▶ **Task objective**
Quote, verbatim, all material below, without pictures.

(Dataset items)
▽

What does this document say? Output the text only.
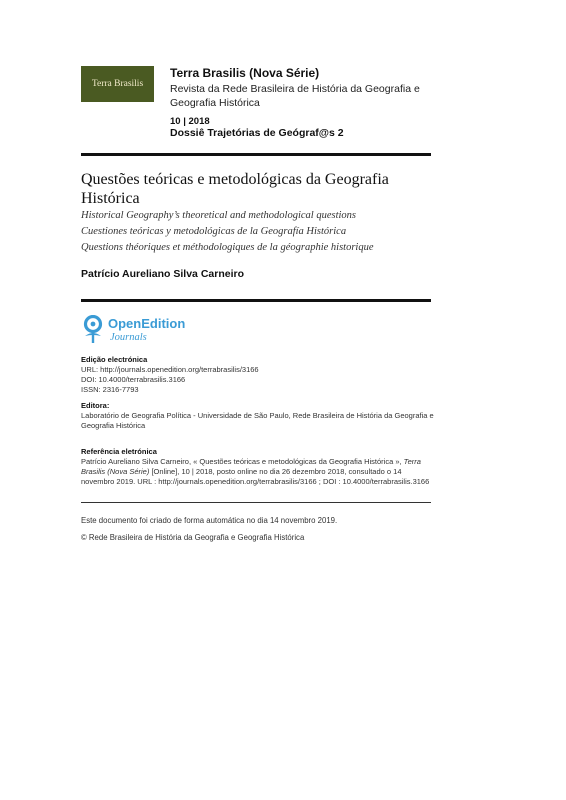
Terra Brasilis
Terra Brasilis (Nova Série)
Revista da Rede Brasileira de História da Geografia e Geografia Histórica
10 | 2018
Dossiê Trajetórias de Geógraf@s 2
Questões teóricas e metodológicas da Geografia Histórica
Historical Geography’s theoretical and methodological questions
Cuestiones teóricas y metodológicas de la Geografía Histórica
Questions théoriques et méthodologiques de la géographie historique
Patrício Aureliano Silva Carneiro
OpenEdition
Journals
Edição electrónica
URL: http://journals.openedition.org/terrabrasilis/3166
DOI: 10.4000/terrabrasilis.3166
ISSN: 2316-7793
Editora:
Laboratório de Geografia Política - Universidade de São Paulo, Rede Brasileira de História da Geografia e Geografia Histórica
Referência eletrónica
Patrício Aureliano Silva Carneiro, « Questões teóricas e metodológicas da Geografia Histórica », Terra Brasilis (Nova Série) [Online], 10 | 2018, posto online no dia 26 dezembro 2018, consultado o 14 novembro 2019. URL : http://journals.openedition.org/terrabrasilis/3166 ; DOI : 10.4000/terrabrasilis.3166
Este documento foi criado de forma automática no dia 14 novembro 2019.
© Rede Brasileira de História da Geografia e Geografia Histórica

△

▶ **Task output**
What does this document say? Output the text only.
Terra Brasilis
Terra Brasilis (Nova Série)
Revista da Rede Brasileira de História da Geografia e Geografia Histórica
10 | 2018
Dossiê Trajetórias de Geógraf@s 2
Questões teóricas e metodológicas da Geografia Histórica
Historical Geography’s theoretical and methodological questions
Cuestiones teóricas y metodológicas de la Geografía Histórica
Questions théoriques et méthodologiques de la géographie historique
Patrício Aureliano Silva Carneiro
OpenEdition
Journals
Edição electrónica
URL: http://journals.openedition.org/terrabrasilis/3166
DOI: 10.4000/terrabrasilis.3166
ISSN: 2316-7793
Editora:
Laboratório de Geografia Política - Universidade de São Paulo, Rede Brasileira de História da Geografia e Geografia Histórica
Referência eletrónica
Patrício Aureliano Silva Carneiro, « Questões teóricas e metodológicas da Geografia Histórica », Terra Brasilis (Nova Série) [Online], 10 | 2018, posto online no dia 26 dezembro 2018, consultado o 14 novembro 2019. URL : http://journals.openedition.org/terrabrasilis/3166 ; DOI : 10.4000/terrabrasilis.3166
Este documento foi criado de forma automática no dia 14 novembro 2019.
© Rede Brasileira de História da Geografia e Geografia Histórica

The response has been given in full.